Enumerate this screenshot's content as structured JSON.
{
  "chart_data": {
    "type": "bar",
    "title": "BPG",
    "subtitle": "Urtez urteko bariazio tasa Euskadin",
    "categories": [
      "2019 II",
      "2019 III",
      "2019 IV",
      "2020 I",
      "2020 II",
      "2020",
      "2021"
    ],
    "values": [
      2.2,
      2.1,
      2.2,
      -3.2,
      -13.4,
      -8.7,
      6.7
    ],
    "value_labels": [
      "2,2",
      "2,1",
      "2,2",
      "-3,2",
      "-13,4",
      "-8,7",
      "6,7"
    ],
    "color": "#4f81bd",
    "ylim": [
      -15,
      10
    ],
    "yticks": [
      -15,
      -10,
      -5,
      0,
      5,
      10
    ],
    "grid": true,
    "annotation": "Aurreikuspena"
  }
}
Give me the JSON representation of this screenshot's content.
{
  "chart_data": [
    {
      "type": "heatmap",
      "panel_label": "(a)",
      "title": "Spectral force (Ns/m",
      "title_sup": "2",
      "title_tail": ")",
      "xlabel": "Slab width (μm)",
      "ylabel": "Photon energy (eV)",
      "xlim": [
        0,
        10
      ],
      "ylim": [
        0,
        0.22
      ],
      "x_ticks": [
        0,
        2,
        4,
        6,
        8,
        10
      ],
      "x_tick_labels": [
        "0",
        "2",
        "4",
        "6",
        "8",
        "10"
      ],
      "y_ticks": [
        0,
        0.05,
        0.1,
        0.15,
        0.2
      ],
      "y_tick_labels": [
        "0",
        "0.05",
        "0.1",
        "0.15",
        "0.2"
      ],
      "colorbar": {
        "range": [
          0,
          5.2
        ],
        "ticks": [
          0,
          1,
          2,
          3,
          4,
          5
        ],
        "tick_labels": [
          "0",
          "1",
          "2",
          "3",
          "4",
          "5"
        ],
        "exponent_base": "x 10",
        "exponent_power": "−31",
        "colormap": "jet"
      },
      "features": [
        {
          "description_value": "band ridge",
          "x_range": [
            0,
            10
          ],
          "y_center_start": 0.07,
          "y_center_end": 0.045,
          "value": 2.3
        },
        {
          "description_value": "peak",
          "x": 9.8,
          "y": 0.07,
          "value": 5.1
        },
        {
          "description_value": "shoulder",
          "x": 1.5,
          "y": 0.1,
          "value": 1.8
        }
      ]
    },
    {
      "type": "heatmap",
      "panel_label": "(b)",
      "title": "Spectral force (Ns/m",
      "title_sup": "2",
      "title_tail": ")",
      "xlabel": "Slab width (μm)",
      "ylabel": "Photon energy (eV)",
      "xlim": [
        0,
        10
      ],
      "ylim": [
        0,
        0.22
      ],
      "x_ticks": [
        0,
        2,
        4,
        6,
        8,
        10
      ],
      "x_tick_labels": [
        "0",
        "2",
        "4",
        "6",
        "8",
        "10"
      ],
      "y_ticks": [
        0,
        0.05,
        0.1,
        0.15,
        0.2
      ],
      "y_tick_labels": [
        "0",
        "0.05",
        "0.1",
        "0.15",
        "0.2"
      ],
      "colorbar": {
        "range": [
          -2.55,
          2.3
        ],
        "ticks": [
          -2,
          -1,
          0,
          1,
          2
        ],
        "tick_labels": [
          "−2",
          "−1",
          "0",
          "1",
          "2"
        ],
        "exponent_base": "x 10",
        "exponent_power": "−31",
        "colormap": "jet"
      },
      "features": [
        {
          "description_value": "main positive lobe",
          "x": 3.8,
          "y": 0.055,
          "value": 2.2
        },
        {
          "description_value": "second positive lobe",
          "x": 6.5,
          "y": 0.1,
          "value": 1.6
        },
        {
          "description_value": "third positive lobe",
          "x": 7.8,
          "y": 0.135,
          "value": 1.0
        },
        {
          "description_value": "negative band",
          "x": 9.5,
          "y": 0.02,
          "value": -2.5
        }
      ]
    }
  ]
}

——

- **What this task involves**
Transcribe every entry exactly.

- **Expected answer**
Enumerate this screenshot's content as structured JSON.
{
  "chart_data": {
    "type": "bar",
    "title": "BPG",
    "subtitle": "Urtez urteko bariazio tasa Euskadin",
    "categories": [
      "2019 II",
      "2019 III",
      "2019 IV",
      "2020 I",
      "2020 II",
      "2020",
      "2021"
    ],
    "values": [
      2.2,
      2.1,
      2.2,
      -3.2,
      -13.4,
      -8.7,
      6.7
    ],
    "value_labels": [
      "2,2",
      "2,1",
      "2,2",
      "-3,2",
      "-13,4",
      "-8,7",
      "6,7"
    ],
    "color": "#4f81bd",
    "ylim": [
      -15,
      10
    ],
    "yticks": [
      -15,
      -10,
      -5,
      0,
      5,
      10
    ],
    "grid": true,
    "annotation": "Aurreikuspena"
  }
}
Give me the JSON representation of this screenshot's content.
{
  "chart_data": [
    {
      "type": "heatmap",
      "panel_label": "(a)",
      "title": "Spectral force (Ns/m",
      "title_sup": "2",
      "title_tail": ")",
      "xlabel": "Slab width (μm)",
      "ylabel": "Photon energy (eV)",
      "xlim": [
        0,
        10
      ],
      "ylim": [
        0,
        0.22
      ],
      "x_ticks": [
        0,
        2,
        4,
        6,
        8,
        10
      ],
      "x_tick_labels": [
        "0",
        "2",
        "4",
        "6",
        "8",
        "10"
      ],
      "y_ticks": [
        0,
        0.05,
        0.1,
        0.15,
        0.2
      ],
      "y_tick_labels": [
        "0",
        "0.05",
        "0.1",
        "0.15",
        "0.2"
      ],
      "colorbar": {
        "range": [
          0,
          5.2
        ],
        "ticks": [
          0,
          1,
          2,
          3,
          4,
          5
        ],
        "tick_labels": [
          "0",
          "1",
          "2",
          "3",
          "4",
          "5"
        ],
        "exponent_base": "x 10",
        "exponent_power": "−31",
        "colormap": "jet"
      },
      "features": [
        {
          "description_value": "band ridge",
          "x_range": [
            0,
            10
          ],
          "y_center_start": 0.07,
          "y_center_end": 0.045,
          "value": 2.3
        },
        {
          "description_value": "peak",
          "x": 9.8,
          "y": 0.07,
          "value": 5.1
        },
        {
          "description_value": "shoulder",
          "x": 1.5,
          "y": 0.1,
          "value": 1.8
        }
      ]
    },
    {
      "type": "heatmap",
      "panel_label": "(b)",
      "title": "Spectral force (Ns/m",
      "title_sup": "2",
      "title_tail": ")",
      "xlabel": "Slab width (μm)",
      "ylabel": "Photon energy (eV)",
      "xlim": [
        0,
        10
      ],
      "ylim": [
        0,
        0.22
      ],
      "x_ticks": [
        0,
        2,
        4,
        6,
        8,
        10
      ],
      "x_tick_labels": [
        "0",
        "2",
        "4",
        "6",
        "8",
        "10"
      ],
      "y_ticks": [
        0,
        0.05,
        0.1,
        0.15,
        0.2
      ],
      "y_tick_labels": [
        "0",
        "0.05",
        "0.1",
        "0.15",
        "0.2"
      ],
      "colorbar": {
        "range": [
          -2.55,
          2.3
        ],
        "ticks": [
          -2,
          -1,
          0,
          1,
          2
        ],
        "tick_labels": [
          "−2",
          "−1",
          "0",
          "1",
          "2"
        ],
        "exponent_base": "x 10",
        "exponent_power": "−31",
        "colormap": "jet"
      },
      "features": [
        {
          "description_value": "main positive lobe",
          "x": 3.8,
          "y": 0.055,
          "value": 2.2
        },
        {
          "description_value": "second positive lobe",
          "x": 6.5,
          "y": 0.1,
          "value": 1.6
        },
        {
          "description_value": "third positive lobe",
          "x": 7.8,
          "y": 0.135,
          "value": 1.0
        },
        {
          "description_value": "negative band",
          "x": 9.5,
          "y": 0.02,
          "value": -2.5
        }
      ]
    }
  ]
}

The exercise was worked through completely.